▶ _Exercise details_
Down to the last line, set down the material below exactly; skip the pictures.

▶ _Raw data_
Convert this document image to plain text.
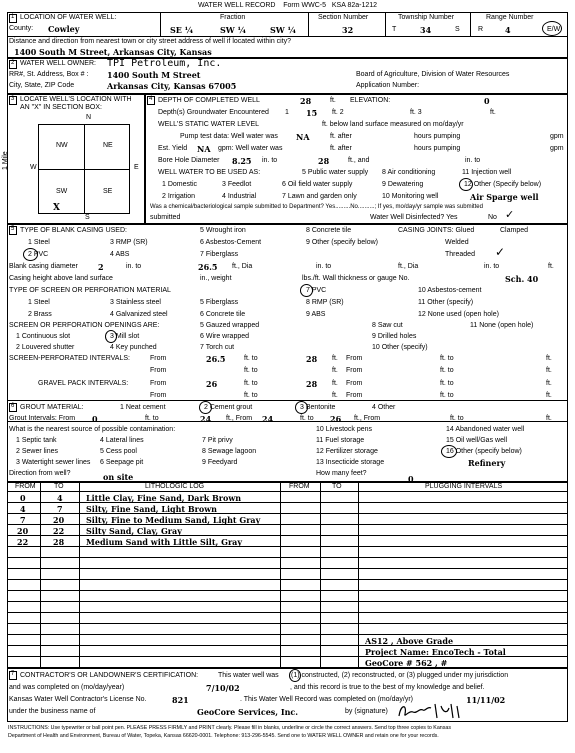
WATER WELL RECORD Form WWC-5 KSA 82a-1212
1 LOCATION OF WATER WELL:
County: Cowley
Fraction
SE ¼	SW ¼	SW ¼
Section Number
32
Township Number
T	34	S
Range Number
R	4	E/W
Distance and direction from nearest town or city street address of well if located within city?
1400 South M Street, Arkansas City, Kansas
2 WATER WELL OWNER: TPI Petroleum, Inc.
RR#, St. Address, Box # : 1400 South M Street
City, State, ZIP Code	Arkansas City, Kansas 67005
Board of Agriculture, Division of Water Resources
Application Number:
3 LOCATE WELL'S LOCATION WITH AN "X" IN SECTION BOX:
N
S
W	E
1 Mile
NW	NE
SW	SE
X
4 DEPTH OF COMPLETED WELL	28	ft. ELEVATION:	0
Depth(s) Groundwater Encountered 1 15 ft. 2	ft. 3	ft.
WELL'S STATIC WATER LEVEL	ft. below land surface measured on mo/day/yr
Pump test data: Well water was NA	ft. after	hours pumping	gpm
Est. Yield NA gpm: Well water was	ft. after	hours pumping	gpm
Bore Hole Diameter 8.25 in. to	28	ft., and	in. to
WELL WATER TO BE USED AS:	5 Public water supply 8 Air conditioning	11 Injection well
1 Domestic	3 Feedlot	6 Oil field water supply	9 Dewatering	12 Other (Specify below)
2 Irrigation	4 Industrial	7 Lawn and garden only	10 Monitoring well	Air Sparge well
Was a chemical/bacteriological sample submitted to Department? Yes.........No..........; If yes, mo/day/yr sample was submitted
submitted	Water Well Disinfected? Yes	No ✓
5 TYPE OF BLANK CASING USED:	5 Wrought iron	8 Concrete tile	CASING JOINTS: Glued	Clamped
1 Steel	3 RMP (SR)	6 Asbestos-Cement	9 Other (specify below)	Welded
2 PVC	4 ABS	7 Fiberglass	Threaded ✓
Blank casing diameter	2	in. to	26.5 ft., Dia	in. to	ft., Dia	in. to	ft.
Casing height above land surface	in., weight	lbs./ft. Wall thickness or gauge No.	Sch. 40
TYPE OF SCREEN OR PERFORATION MATERIAL	7 PVC	10 Asbestos-cement
1 Steel	3 Stainless steel	5 Fiberglass	8 RMP (SR)	11 Other (specify)
2 Brass	4 Galvanized steel	6 Concrete tile	9 ABS	12 None used (open hole)
SCREEN OR PERFORATION OPENINGS ARE:	5 Gauzed wrapped	8 Saw cut	11 None (open hole)
1 Continuous slot	3 Mill slot	6 Wire wrapped	9 Drilled holes
2 Louvered shutter	4 Key punched	7 Torch cut	10 Other (specify)
SCREEN-PERFORATED INTERVALS:	From	26.5	ft. to	28 ft. From	ft. to	ft.
From	ft. to	ft. From	ft. to	ft.
GRAVEL PACK INTERVALS:	From	26	ft. to	28 ft. From	ft. to	ft.
From	ft. to	ft. From	ft. to	ft.
6 GROUT MATERIAL:	1 Neat cement	2 Cement grout	3 Bentonite	4 Other
Grout Intervals: From 0	ft. to	24 ft., From 24	ft. to 26 ft., From	ft. to	ft.
What is the nearest source of possible contamination:	10 Livestock pens	14 Abandoned water well
1 Septic tank	4 Lateral lines	7 Pit privy	11 Fuel storage	15 Oil well/Gas well
2 Sewer lines	5 Cess pool	8 Sewage lagoon	12 Fertilizer storage	16 Other (specify below)
3 Watertight sewer lines 6 Seepage pit	9 Feedyard	13 Insecticide storage	Refinery
Direction from well?	on site	How many feet?
0
FROM	TO	LITHOLOGIC LOG	FROM	TO	PLUGGING INTERVALS
0	4	Little Clay, Fine Sand, Dark Brown
4	7	Silty, Fine Sand, Light Brown
7	20	Silty, Fine to Medium Sand, Light Gray
20	22	Silty Sand, Clay, Gray
22	28	Medium Sand with Little Silt, Gray
AS12 , Above Grade
Project Name: EncoTech - Total
GeoCore # 562 , #
7 CONTRACTOR'S OR LANDOWNER'S CERTIFICATION:	This water well was (1) constructed, (2) reconstructed, or (3) plugged under my jurisdiction
and was completed on (mo/day/year)	7/10/02	, and this record is true to the best of my knowledge and belief.
Kansas Water Well Contractor's License No.	821	. This Water Well Record was completed on (mo/day/yr)	11/11/02
under the business name of	GeoCore Services, Inc.	by (signature)
INSTRUCTIONS: Use typewriter or ball point pen. PLEASE PRESS FIRMLY and PRINT clearly. Please fill in blanks, underline or circle the correct answers. Send top three copies to Kansas
Department of Health and Environment, Bureau of Water, Topeka, Kansas 66620-0001. Telephone: 913-296-5545. Send one to WATER WELL OWNER and retain one for your records.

▶ _Expected answer_
Convert this document image to plain text.
WATER WELL RECORD Form WWC-5 KSA 82a-1212
1 LOCATION OF WATER WELL:
County: Cowley
Fraction
SE ¼	SW ¼	SW ¼
Section Number
32
Township Number
T	34	S
Range Number
R	4	E/W
Distance and direction from nearest town or city street address of well if located within city?
1400 South M Street, Arkansas City, Kansas
2 WATER WELL OWNER: TPI Petroleum, Inc.
RR#, St. Address, Box # : 1400 South M Street
City, State, ZIP Code	Arkansas City, Kansas 67005
Board of Agriculture, Division of Water Resources
Application Number:
3 LOCATE WELL'S LOCATION WITH AN "X" IN SECTION BOX:
N
S
W	E
1 Mile
NW	NE
SW	SE
X
4 DEPTH OF COMPLETED WELL	28	ft. ELEVATION:	0
Depth(s) Groundwater Encountered 1 15 ft. 2	ft. 3	ft.
WELL'S STATIC WATER LEVEL	ft. below land surface measured on mo/day/yr
Pump test data: Well water was NA	ft. after	hours pumping	gpm
Est. Yield NA gpm: Well water was	ft. after	hours pumping	gpm
Bore Hole Diameter 8.25 in. to	28	ft., and	in. to
WELL WATER TO BE USED AS:	5 Public water supply 8 Air conditioning	11 Injection well
1 Domestic	3 Feedlot	6 Oil field water supply	9 Dewatering	12 Other (Specify below)
2 Irrigation	4 Industrial	7 Lawn and garden only	10 Monitoring well	Air Sparge well
Was a chemical/bacteriological sample submitted to Department? Yes.........No..........; If yes, mo/day/yr sample was submitted
submitted	Water Well Disinfected? Yes	No ✓
5 TYPE OF BLANK CASING USED:	5 Wrought iron	8 Concrete tile	CASING JOINTS: Glued	Clamped
1 Steel	3 RMP (SR)	6 Asbestos-Cement	9 Other (specify below)	Welded
2 PVC	4 ABS	7 Fiberglass	Threaded ✓
Blank casing diameter	2	in. to	26.5 ft., Dia	in. to	ft., Dia	in. to	ft.
Casing height above land surface	in., weight	lbs./ft. Wall thickness or gauge No.	Sch. 40
TYPE OF SCREEN OR PERFORATION MATERIAL	7 PVC	10 Asbestos-cement
1 Steel	3 Stainless steel	5 Fiberglass	8 RMP (SR)	11 Other (specify)
2 Brass	4 Galvanized steel	6 Concrete tile	9 ABS	12 None used (open hole)
SCREEN OR PERFORATION OPENINGS ARE:	5 Gauzed wrapped	8 Saw cut	11 None (open hole)
1 Continuous slot	3 Mill slot	6 Wire wrapped	9 Drilled holes
2 Louvered shutter	4 Key punched	7 Torch cut	10 Other (specify)
SCREEN-PERFORATED INTERVALS:	From	26.5	ft. to	28 ft. From	ft. to	ft.
From	ft. to	ft. From	ft. to	ft.
GRAVEL PACK INTERVALS:	From	26	ft. to	28 ft. From	ft. to	ft.
From	ft. to	ft. From	ft. to	ft.
6 GROUT MATERIAL:	1 Neat cement	2 Cement grout	3 Bentonite	4 Other
Grout Intervals: From 0	ft. to	24 ft., From 24	ft. to 26 ft., From	ft. to	ft.
What is the nearest source of possible contamination:	10 Livestock pens	14 Abandoned water well
1 Septic tank	4 Lateral lines	7 Pit privy	11 Fuel storage	15 Oil well/Gas well
2 Sewer lines	5 Cess pool	8 Sewage lagoon	12 Fertilizer storage	16 Other (specify below)
3 Watertight sewer lines 6 Seepage pit	9 Feedyard	13 Insecticide storage	Refinery
Direction from well?	on site	How many feet?
0
FROM	TO	LITHOLOGIC LOG	FROM	TO	PLUGGING INTERVALS
0	4	Little Clay, Fine Sand, Dark Brown
4	7	Silty, Fine Sand, Light Brown
7	20	Silty, Fine to Medium Sand, Light Gray
20	22	Silty Sand, Clay, Gray
22	28	Medium Sand with Little Silt, Gray
AS12 , Above Grade
Project Name: EncoTech - Total
GeoCore # 562 , #
7 CONTRACTOR'S OR LANDOWNER'S CERTIFICATION:	This water well was (1) constructed, (2) reconstructed, or (3) plugged under my jurisdiction
and was completed on (mo/day/year)	7/10/02	, and this record is true to the best of my knowledge and belief.
Kansas Water Well Contractor's License No.	821	. This Water Well Record was completed on (mo/day/yr)	11/11/02
under the business name of	GeoCore Services, Inc.	by (signature)
INSTRUCTIONS: Use typewriter or ball point pen. PLEASE PRESS FIRMLY and PRINT clearly. Please fill in blanks, underline or circle the correct answers. Send top three copies to Kansas
Department of Health and Environment, Bureau of Water, Topeka, Kansas 66620-0001. Telephone: 913-296-5545. Send one to WATER WELL OWNER and retain one for your records.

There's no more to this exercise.